## EXERCISE INSTRUCTIONS
Your task is to output the entries below word for word.

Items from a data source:
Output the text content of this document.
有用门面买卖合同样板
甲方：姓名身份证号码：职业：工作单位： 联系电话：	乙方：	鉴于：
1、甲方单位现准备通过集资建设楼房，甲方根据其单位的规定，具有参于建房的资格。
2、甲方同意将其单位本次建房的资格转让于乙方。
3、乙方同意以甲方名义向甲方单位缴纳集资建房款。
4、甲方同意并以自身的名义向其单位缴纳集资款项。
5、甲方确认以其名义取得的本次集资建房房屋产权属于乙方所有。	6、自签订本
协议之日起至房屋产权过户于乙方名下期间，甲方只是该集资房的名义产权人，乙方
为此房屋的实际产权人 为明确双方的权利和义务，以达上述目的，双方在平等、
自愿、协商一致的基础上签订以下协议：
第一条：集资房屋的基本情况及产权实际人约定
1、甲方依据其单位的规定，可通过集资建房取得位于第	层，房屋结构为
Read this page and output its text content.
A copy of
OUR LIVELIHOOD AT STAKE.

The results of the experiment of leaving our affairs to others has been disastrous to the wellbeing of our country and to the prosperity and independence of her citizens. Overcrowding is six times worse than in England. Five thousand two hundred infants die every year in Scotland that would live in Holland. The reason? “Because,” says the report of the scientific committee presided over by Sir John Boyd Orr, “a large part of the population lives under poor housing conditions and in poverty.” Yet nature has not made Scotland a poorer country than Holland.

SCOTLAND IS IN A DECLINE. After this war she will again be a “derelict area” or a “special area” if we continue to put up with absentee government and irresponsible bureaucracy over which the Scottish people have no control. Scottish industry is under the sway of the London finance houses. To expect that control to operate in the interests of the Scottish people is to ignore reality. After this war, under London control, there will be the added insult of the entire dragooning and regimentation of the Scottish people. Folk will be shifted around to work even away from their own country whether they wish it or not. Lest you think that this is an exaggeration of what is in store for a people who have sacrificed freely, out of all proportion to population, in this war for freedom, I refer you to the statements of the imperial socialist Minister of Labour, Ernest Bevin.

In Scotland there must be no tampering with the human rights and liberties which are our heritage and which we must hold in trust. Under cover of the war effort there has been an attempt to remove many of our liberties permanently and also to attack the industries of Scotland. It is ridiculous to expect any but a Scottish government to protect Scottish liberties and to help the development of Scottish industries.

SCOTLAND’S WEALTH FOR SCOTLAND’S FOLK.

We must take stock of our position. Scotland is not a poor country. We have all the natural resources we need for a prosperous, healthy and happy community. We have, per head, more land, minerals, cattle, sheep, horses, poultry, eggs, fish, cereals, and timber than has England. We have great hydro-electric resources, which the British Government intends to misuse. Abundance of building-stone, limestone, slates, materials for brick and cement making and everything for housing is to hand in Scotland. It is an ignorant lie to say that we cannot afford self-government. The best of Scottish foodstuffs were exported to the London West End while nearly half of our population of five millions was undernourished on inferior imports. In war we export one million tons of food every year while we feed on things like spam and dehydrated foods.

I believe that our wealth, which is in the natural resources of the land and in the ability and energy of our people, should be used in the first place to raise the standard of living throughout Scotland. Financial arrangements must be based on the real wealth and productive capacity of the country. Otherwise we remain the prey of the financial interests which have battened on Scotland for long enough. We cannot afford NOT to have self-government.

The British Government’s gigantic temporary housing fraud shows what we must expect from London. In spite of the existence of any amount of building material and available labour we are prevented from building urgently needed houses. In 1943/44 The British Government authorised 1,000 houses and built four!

## WRITTEN ANSWER
Output the text content of this document.
有用门面买卖合同样板
甲方：姓名身份证号码：职业：工作单位： 联系电话：	乙方：	鉴于：
1、甲方单位现准备通过集资建设楼房，甲方根据其单位的规定，具有参于建房的资格。
2、甲方同意将其单位本次建房的资格转让于乙方。
3、乙方同意以甲方名义向甲方单位缴纳集资建房款。
4、甲方同意并以自身的名义向其单位缴纳集资款项。
5、甲方确认以其名义取得的本次集资建房房屋产权属于乙方所有。	6、自签订本
协议之日起至房屋产权过户于乙方名下期间，甲方只是该集资房的名义产权人，乙方
为此房屋的实际产权人 为明确双方的权利和义务，以达上述目的，双方在平等、
自愿、协商一致的基础上签订以下协议：
第一条：集资房屋的基本情况及产权实际人约定
1、甲方依据其单位的规定，可通过集资建房取得位于第	层，房屋结构为
Read this page and output its text content.
A copy of
OUR LIVELIHOOD AT STAKE.

The results of the experiment of leaving our affairs to others has been disastrous to the wellbeing of our country and to the prosperity and independence of her citizens. Overcrowding is six times worse than in England. Five thousand two hundred infants die every year in Scotland that would live in Holland. The reason? “Because,” says the report of the scientific committee presided over by Sir John Boyd Orr, “a large part of the population lives under poor housing conditions and in poverty.” Yet nature has not made Scotland a poorer country than Holland.

SCOTLAND IS IN A DECLINE. After this war she will again be a “derelict area” or a “special area” if we continue to put up with absentee government and irresponsible bureaucracy over which the Scottish people have no control. Scottish industry is under the sway of the London finance houses. To expect that control to operate in the interests of the Scottish people is to ignore reality. After this war, under London control, there will be the added insult of the entire dragooning and regimentation of the Scottish people. Folk will be shifted around to work even away from their own country whether they wish it or not. Lest you think that this is an exaggeration of what is in store for a people who have sacrificed freely, out of all proportion to population, in this war for freedom, I refer you to the statements of the imperial socialist Minister of Labour, Ernest Bevin.

In Scotland there must be no tampering with the human rights and liberties which are our heritage and which we must hold in trust. Under cover of the war effort there has been an attempt to remove many of our liberties permanently and also to attack the industries of Scotland. It is ridiculous to expect any but a Scottish government to protect Scottish liberties and to help the development of Scottish industries.

SCOTLAND’S WEALTH FOR SCOTLAND’S FOLK.

We must take stock of our position. Scotland is not a poor country. We have all the natural resources we need for a prosperous, healthy and happy community. We have, per head, more land, minerals, cattle, sheep, horses, poultry, eggs, fish, cereals, and timber than has England. We have great hydro-electric resources, which the British Government intends to misuse. Abundance of building-stone, limestone, slates, materials for brick and cement making and everything for housing is to hand in Scotland. It is an ignorant lie to say that we cannot afford self-government. The best of Scottish foodstuffs were exported to the London West End while nearly half of our population of five millions was undernourished on inferior imports. In war we export one million tons of food every year while we feed on things like spam and dehydrated foods.

I believe that our wealth, which is in the natural resources of the land and in the ability and energy of our people, should be used in the first place to raise the standard of living throughout Scotland. Financial arrangements must be based on the real wealth and productive capacity of the country. Otherwise we remain the prey of the financial interests which have battened on Scotland for long enough. We cannot afford NOT to have self-government.

The British Government’s gigantic temporary housing fraud shows what we must expect from London. In spite of the existence of any amount of building material and available labour we are prevented from building urgently needed houses. In 1943/44 The British Government authorised 1,000 houses and built four!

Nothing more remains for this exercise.